Input
------------------------------

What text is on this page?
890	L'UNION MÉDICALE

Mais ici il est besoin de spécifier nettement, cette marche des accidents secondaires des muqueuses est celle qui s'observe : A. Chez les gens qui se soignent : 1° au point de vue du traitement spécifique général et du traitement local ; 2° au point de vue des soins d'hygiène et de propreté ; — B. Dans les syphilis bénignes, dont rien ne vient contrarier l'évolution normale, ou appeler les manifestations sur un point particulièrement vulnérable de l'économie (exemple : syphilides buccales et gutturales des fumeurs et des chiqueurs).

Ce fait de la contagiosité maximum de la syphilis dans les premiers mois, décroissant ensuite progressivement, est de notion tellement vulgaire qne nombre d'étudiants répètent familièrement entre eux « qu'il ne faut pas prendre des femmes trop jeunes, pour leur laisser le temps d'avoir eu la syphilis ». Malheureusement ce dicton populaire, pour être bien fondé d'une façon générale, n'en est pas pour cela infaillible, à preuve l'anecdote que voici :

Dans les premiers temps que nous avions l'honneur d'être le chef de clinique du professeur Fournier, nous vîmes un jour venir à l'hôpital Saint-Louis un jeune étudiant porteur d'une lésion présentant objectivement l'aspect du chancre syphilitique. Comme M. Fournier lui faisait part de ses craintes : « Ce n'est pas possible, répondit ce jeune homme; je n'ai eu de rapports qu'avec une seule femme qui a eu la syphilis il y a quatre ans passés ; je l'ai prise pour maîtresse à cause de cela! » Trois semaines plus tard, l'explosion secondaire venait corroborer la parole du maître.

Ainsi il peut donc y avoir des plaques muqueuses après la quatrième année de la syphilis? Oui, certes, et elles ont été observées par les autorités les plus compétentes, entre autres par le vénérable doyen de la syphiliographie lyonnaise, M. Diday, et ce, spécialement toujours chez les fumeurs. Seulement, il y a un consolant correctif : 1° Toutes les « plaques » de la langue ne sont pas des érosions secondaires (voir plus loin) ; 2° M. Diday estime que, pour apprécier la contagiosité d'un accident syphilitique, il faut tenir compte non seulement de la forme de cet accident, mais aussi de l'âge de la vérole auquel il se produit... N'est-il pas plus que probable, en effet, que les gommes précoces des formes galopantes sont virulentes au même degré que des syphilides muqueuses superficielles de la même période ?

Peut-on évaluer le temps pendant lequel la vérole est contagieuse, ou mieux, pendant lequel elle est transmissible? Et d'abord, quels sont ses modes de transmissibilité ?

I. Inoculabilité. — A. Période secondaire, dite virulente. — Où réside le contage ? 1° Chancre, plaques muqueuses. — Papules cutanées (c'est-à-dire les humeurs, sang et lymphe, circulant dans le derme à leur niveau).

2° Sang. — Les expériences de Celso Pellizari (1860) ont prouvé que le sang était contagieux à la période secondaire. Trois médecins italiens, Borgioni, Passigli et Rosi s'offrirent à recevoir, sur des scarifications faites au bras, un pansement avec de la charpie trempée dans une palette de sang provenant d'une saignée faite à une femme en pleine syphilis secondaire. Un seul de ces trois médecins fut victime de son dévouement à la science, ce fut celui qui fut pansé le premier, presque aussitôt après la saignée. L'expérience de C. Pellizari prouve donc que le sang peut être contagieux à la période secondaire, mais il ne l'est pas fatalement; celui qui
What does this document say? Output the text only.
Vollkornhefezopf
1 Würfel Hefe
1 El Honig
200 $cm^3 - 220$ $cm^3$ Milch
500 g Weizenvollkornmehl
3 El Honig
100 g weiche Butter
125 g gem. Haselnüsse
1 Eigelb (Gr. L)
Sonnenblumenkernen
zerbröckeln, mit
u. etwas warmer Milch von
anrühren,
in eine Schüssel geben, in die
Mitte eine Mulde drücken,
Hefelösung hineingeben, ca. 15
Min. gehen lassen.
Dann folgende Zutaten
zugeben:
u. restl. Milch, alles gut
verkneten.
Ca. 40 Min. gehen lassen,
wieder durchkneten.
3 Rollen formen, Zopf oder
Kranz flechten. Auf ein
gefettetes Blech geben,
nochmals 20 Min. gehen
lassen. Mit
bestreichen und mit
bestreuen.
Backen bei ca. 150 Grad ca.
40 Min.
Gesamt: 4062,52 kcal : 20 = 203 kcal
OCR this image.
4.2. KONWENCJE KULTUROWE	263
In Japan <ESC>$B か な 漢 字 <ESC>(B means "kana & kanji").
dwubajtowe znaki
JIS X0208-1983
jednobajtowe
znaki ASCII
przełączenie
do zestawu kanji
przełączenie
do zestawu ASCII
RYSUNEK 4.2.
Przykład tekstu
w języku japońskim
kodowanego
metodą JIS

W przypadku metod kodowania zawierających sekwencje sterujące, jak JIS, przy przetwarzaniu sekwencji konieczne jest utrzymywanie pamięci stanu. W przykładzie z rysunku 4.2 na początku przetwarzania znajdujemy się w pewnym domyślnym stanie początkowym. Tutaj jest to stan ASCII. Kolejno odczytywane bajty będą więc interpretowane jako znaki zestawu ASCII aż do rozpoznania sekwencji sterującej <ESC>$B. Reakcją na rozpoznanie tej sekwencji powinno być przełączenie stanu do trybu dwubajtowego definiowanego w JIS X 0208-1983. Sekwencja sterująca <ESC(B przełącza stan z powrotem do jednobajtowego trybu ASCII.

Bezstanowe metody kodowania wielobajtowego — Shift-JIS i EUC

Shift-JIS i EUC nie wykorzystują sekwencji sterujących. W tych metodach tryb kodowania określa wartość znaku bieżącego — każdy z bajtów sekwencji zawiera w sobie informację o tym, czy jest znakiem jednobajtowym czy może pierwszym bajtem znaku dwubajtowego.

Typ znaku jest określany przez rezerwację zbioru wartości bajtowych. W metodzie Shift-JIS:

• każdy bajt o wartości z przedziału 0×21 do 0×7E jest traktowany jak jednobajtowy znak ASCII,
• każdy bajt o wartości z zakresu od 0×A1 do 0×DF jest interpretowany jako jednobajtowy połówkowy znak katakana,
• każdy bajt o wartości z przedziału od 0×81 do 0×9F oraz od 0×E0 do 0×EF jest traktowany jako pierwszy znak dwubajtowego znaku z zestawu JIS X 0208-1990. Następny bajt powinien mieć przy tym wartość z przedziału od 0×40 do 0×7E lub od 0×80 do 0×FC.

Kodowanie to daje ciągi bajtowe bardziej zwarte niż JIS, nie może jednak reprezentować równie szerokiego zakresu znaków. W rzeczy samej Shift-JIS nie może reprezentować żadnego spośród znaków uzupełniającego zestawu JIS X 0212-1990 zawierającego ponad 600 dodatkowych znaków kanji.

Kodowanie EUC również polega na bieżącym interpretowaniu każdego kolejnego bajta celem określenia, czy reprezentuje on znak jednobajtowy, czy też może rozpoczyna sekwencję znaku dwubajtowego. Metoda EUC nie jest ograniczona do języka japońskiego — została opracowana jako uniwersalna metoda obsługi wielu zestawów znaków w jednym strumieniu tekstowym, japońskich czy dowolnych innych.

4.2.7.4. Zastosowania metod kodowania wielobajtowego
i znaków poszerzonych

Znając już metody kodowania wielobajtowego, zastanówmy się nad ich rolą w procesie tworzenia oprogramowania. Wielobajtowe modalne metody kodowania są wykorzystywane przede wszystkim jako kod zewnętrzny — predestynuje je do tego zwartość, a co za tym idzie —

------------------------------

Your instructions
Make a tally of the lines in this data that include the string "metody", and answer with that tally alone.

Worked solution
2